### RECORDS SHOWN:
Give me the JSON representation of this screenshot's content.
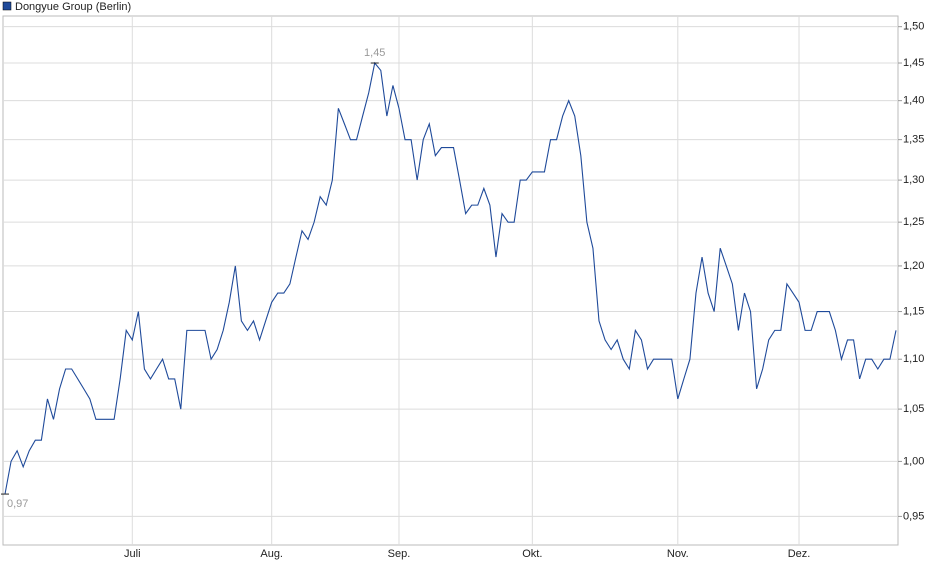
{
  "chart_data": {
    "type": "line",
    "log_scale": true,
    "grid": true,
    "legend": "top-left",
    "categories": [
      null,
      null,
      null,
      null,
      null,
      null,
      null,
      null,
      null,
      null,
      null,
      null,
      null,
      null,
      null,
      null,
      null,
      null,
      null,
      null,
      null,
      "Juli",
      null,
      null,
      null,
      null,
      null,
      null,
      null,
      null,
      null,
      null,
      null,
      null,
      null,
      null,
      null,
      null,
      null,
      null,
      null,
      null,
      null,
      null,
      "Aug.",
      null,
      null,
      null,
      null,
      null,
      null,
      null,
      null,
      null,
      null,
      null,
      null,
      null,
      null,
      null,
      null,
      null,
      null,
      null,
      null,
      "Sep.",
      null,
      null,
      null,
      null,
      null,
      null,
      null,
      null,
      null,
      null,
      null,
      null,
      null,
      null,
      null,
      null,
      null,
      null,
      null,
      null,
      null,
      "Okt.",
      null,
      null,
      null,
      null,
      null,
      null,
      null,
      null,
      null,
      null,
      null,
      null,
      null,
      null,
      null,
      null,
      null,
      null,
      null,
      null,
      null,
      null,
      null,
      "Nov.",
      null,
      null,
      null,
      null,
      null,
      null,
      null,
      null,
      null,
      null,
      null,
      null,
      null,
      null,
      null,
      null,
      null,
      null,
      null,
      "Dez.",
      null,
      null,
      null,
      null,
      null,
      null,
      null,
      null,
      null,
      null,
      null,
      null,
      null,
      null,
      null,
      null
    ],
    "series": [
      {
        "name": "Dongyue Group (Berlin)",
        "color": "#1f4a9a",
        "values": [
          0.97,
          1.0,
          1.01,
          0.995,
          1.01,
          1.02,
          1.02,
          1.06,
          1.04,
          1.07,
          1.09,
          1.09,
          1.08,
          1.07,
          1.06,
          1.04,
          1.04,
          1.04,
          1.04,
          1.08,
          1.13,
          1.12,
          1.15,
          1.09,
          1.08,
          1.09,
          1.1,
          1.08,
          1.08,
          1.05,
          1.13,
          1.13,
          1.13,
          1.13,
          1.1,
          1.11,
          1.13,
          1.16,
          1.2,
          1.14,
          1.13,
          1.14,
          1.12,
          1.14,
          1.16,
          1.17,
          1.17,
          1.18,
          1.21,
          1.24,
          1.23,
          1.25,
          1.28,
          1.27,
          1.3,
          1.39,
          1.37,
          1.35,
          1.35,
          1.38,
          1.41,
          1.45,
          1.44,
          1.38,
          1.42,
          1.39,
          1.35,
          1.35,
          1.3,
          1.35,
          1.37,
          1.33,
          1.34,
          1.34,
          1.34,
          1.3,
          1.26,
          1.27,
          1.27,
          1.29,
          1.27,
          1.21,
          1.26,
          1.25,
          1.25,
          1.3,
          1.3,
          1.31,
          1.31,
          1.31,
          1.35,
          1.35,
          1.38,
          1.4,
          1.38,
          1.33,
          1.25,
          1.22,
          1.14,
          1.12,
          1.11,
          1.12,
          1.1,
          1.09,
          1.13,
          1.12,
          1.09,
          1.1,
          1.1,
          1.1,
          1.1,
          1.06,
          1.08,
          1.1,
          1.17,
          1.21,
          1.17,
          1.15,
          1.22,
          1.2,
          1.18,
          1.13,
          1.17,
          1.15,
          1.07,
          1.09,
          1.12,
          1.13,
          1.13,
          1.18,
          1.17,
          1.16,
          1.13,
          1.13,
          1.15,
          1.15,
          1.15,
          1.13,
          1.1,
          1.12,
          1.12,
          1.08,
          1.1,
          1.1,
          1.09,
          1.1,
          1.1,
          1.13
        ],
        "value_labels": [
          "0,97",
          null,
          null,
          null,
          null,
          null,
          null,
          null,
          null,
          null,
          null,
          null,
          null,
          null,
          null,
          null,
          null,
          null,
          null,
          null,
          null,
          null,
          null,
          null,
          null,
          null,
          null,
          null,
          null,
          null,
          null,
          null,
          null,
          null,
          null,
          null,
          null,
          null,
          null,
          null,
          null,
          null,
          null,
          null,
          null,
          null,
          null,
          null,
          null,
          null,
          null,
          null,
          null,
          null,
          null,
          null,
          null,
          null,
          null,
          null,
          null,
          "1,45",
          null,
          null,
          null,
          null,
          null,
          null,
          null,
          null,
          null,
          null,
          null,
          null,
          null,
          null,
          null,
          null,
          null,
          null,
          null,
          null,
          null,
          null,
          null,
          null,
          null,
          null,
          null,
          null,
          null,
          null,
          null,
          null,
          null,
          null,
          null,
          null,
          null,
          null,
          null,
          null,
          null,
          null,
          null,
          null,
          null,
          null,
          null,
          null,
          null,
          null,
          null,
          null,
          null,
          null,
          null,
          null,
          null,
          null,
          null,
          null,
          null,
          null,
          null,
          null,
          null,
          null,
          null,
          null,
          null,
          null,
          null,
          null,
          null,
          null,
          null,
          null,
          null,
          null,
          null,
          null,
          null,
          null,
          null,
          null,
          null,
          null
        ]
      }
    ],
    "ylim": [
      0.925,
      1.515
    ],
    "yticks": [
      {
        "value": 0.95,
        "label": "0,95"
      },
      {
        "value": 1.0,
        "label": "1,00"
      },
      {
        "value": 1.05,
        "label": "1,05"
      },
      {
        "value": 1.1,
        "label": "1,10"
      },
      {
        "value": 1.15,
        "label": "1,15"
      },
      {
        "value": 1.2,
        "label": "1,20"
      },
      {
        "value": 1.25,
        "label": "1,25"
      },
      {
        "value": 1.3,
        "label": "1,30"
      },
      {
        "value": 1.35,
        "label": "1,35"
      },
      {
        "value": 1.4,
        "label": "1,40"
      },
      {
        "value": 1.45,
        "label": "1,45"
      },
      {
        "value": 1.5,
        "label": "1,50"
      }
    ]
  }
}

### OBJECTIVE:
Restate the data above word for word. Do not include the images.

### CORRECT RESULT:
Give me the JSON representation of this screenshot's content.
{
  "chart_data": {
    "type": "line",
    "log_scale": true,
    "grid": true,
    "legend": "top-left",
    "categories": [
      null,
      null,
      null,
      null,
      null,
      null,
      null,
      null,
      null,
      null,
      null,
      null,
      null,
      null,
      null,
      null,
      null,
      null,
      null,
      null,
      null,
      "Juli",
      null,
      null,
      null,
      null,
      null,
      null,
      null,
      null,
      null,
      null,
      null,
      null,
      null,
      null,
      null,
      null,
      null,
      null,
      null,
      null,
      null,
      null,
      "Aug.",
      null,
      null,
      null,
      null,
      null,
      null,
      null,
      null,
      null,
      null,
      null,
      null,
      null,
      null,
      null,
      null,
      null,
      null,
      null,
      null,
      "Sep.",
      null,
      null,
      null,
      null,
      null,
      null,
      null,
      null,
      null,
      null,
      null,
      null,
      null,
      null,
      null,
      null,
      null,
      null,
      null,
      null,
      null,
      "Okt.",
      null,
      null,
      null,
      null,
      null,
      null,
      null,
      null,
      null,
      null,
      null,
      null,
      null,
      null,
      null,
      null,
      null,
      null,
      null,
      null,
      null,
      null,
      null,
      "Nov.",
      null,
      null,
      null,
      null,
      null,
      null,
      null,
      null,
      null,
      null,
      null,
      null,
      null,
      null,
      null,
      null,
      null,
      null,
      null,
      "Dez.",
      null,
      null,
      null,
      null,
      null,
      null,
      null,
      null,
      null,
      null,
      null,
      null,
      null,
      null,
      null,
      null
    ],
    "series": [
      {
        "name": "Dongyue Group (Berlin)",
        "color": "#1f4a9a",
        "values": [
          0.97,
          1.0,
          1.01,
          0.995,
          1.01,
          1.02,
          1.02,
          1.06,
          1.04,
          1.07,
          1.09,
          1.09,
          1.08,
          1.07,
          1.06,
          1.04,
          1.04,
          1.04,
          1.04,
          1.08,
          1.13,
          1.12,
          1.15,
          1.09,
          1.08,
          1.09,
          1.1,
          1.08,
          1.08,
          1.05,
          1.13,
          1.13,
          1.13,
          1.13,
          1.1,
          1.11,
          1.13,
          1.16,
          1.2,
          1.14,
          1.13,
          1.14,
          1.12,
          1.14,
          1.16,
          1.17,
          1.17,
          1.18,
          1.21,
          1.24,
          1.23,
          1.25,
          1.28,
          1.27,
          1.3,
          1.39,
          1.37,
          1.35,
          1.35,
          1.38,
          1.41,
          1.45,
          1.44,
          1.38,
          1.42,
          1.39,
          1.35,
          1.35,
          1.3,
          1.35,
          1.37,
          1.33,
          1.34,
          1.34,
          1.34,
          1.3,
          1.26,
          1.27,
          1.27,
          1.29,
          1.27,
          1.21,
          1.26,
          1.25,
          1.25,
          1.3,
          1.3,
          1.31,
          1.31,
          1.31,
          1.35,
          1.35,
          1.38,
          1.4,
          1.38,
          1.33,
          1.25,
          1.22,
          1.14,
          1.12,
          1.11,
          1.12,
          1.1,
          1.09,
          1.13,
          1.12,
          1.09,
          1.1,
          1.1,
          1.1,
          1.1,
          1.06,
          1.08,
          1.1,
          1.17,
          1.21,
          1.17,
          1.15,
          1.22,
          1.2,
          1.18,
          1.13,
          1.17,
          1.15,
          1.07,
          1.09,
          1.12,
          1.13,
          1.13,
          1.18,
          1.17,
          1.16,
          1.13,
          1.13,
          1.15,
          1.15,
          1.15,
          1.13,
          1.1,
          1.12,
          1.12,
          1.08,
          1.1,
          1.1,
          1.09,
          1.1,
          1.1,
          1.13
        ],
        "value_labels": [
          "0,97",
          null,
          null,
          null,
          null,
          null,
          null,
          null,
          null,
          null,
          null,
          null,
          null,
          null,
          null,
          null,
          null,
          null,
          null,
          null,
          null,
          null,
          null,
          null,
          null,
          null,
          null,
          null,
          null,
          null,
          null,
          null,
          null,
          null,
          null,
          null,
          null,
          null,
          null,
          null,
          null,
          null,
          null,
          null,
          null,
          null,
          null,
          null,
          null,
          null,
          null,
          null,
          null,
          null,
          null,
          null,
          null,
          null,
          null,
          null,
          null,
          "1,45",
          null,
          null,
          null,
          null,
          null,
          null,
          null,
          null,
          null,
          null,
          null,
          null,
          null,
          null,
          null,
          null,
          null,
          null,
          null,
          null,
          null,
          null,
          null,
          null,
          null,
          null,
          null,
          null,
          null,
          null,
          null,
          null,
          null,
          null,
          null,
          null,
          null,
          null,
          null,
          null,
          null,
          null,
          null,
          null,
          null,
          null,
          null,
          null,
          null,
          null,
          null,
          null,
          null,
          null,
          null,
          null,
          null,
          null,
          null,
          null,
          null,
          null,
          null,
          null,
          null,
          null,
          null,
          null,
          null,
          null,
          null,
          null,
          null,
          null,
          null,
          null,
          null,
          null,
          null,
          null,
          null,
          null,
          null,
          null,
          null,
          null
        ]
      }
    ],
    "ylim": [
      0.925,
      1.515
    ],
    "yticks": [
      {
        "value": 0.95,
        "label": "0,95"
      },
      {
        "value": 1.0,
        "label": "1,00"
      },
      {
        "value": 1.05,
        "label": "1,05"
      },
      {
        "value": 1.1,
        "label": "1,10"
      },
      {
        "value": 1.15,
        "label": "1,15"
      },
      {
        "value": 1.2,
        "label": "1,20"
      },
      {
        "value": 1.25,
        "label": "1,25"
      },
      {
        "value": 1.3,
        "label": "1,30"
      },
      {
        "value": 1.35,
        "label": "1,35"
      },
      {
        "value": 1.4,
        "label": "1,40"
      },
      {
        "value": 1.45,
        "label": "1,45"
      },
      {
        "value": 1.5,
        "label": "1,50"
      }
    ]
  }
}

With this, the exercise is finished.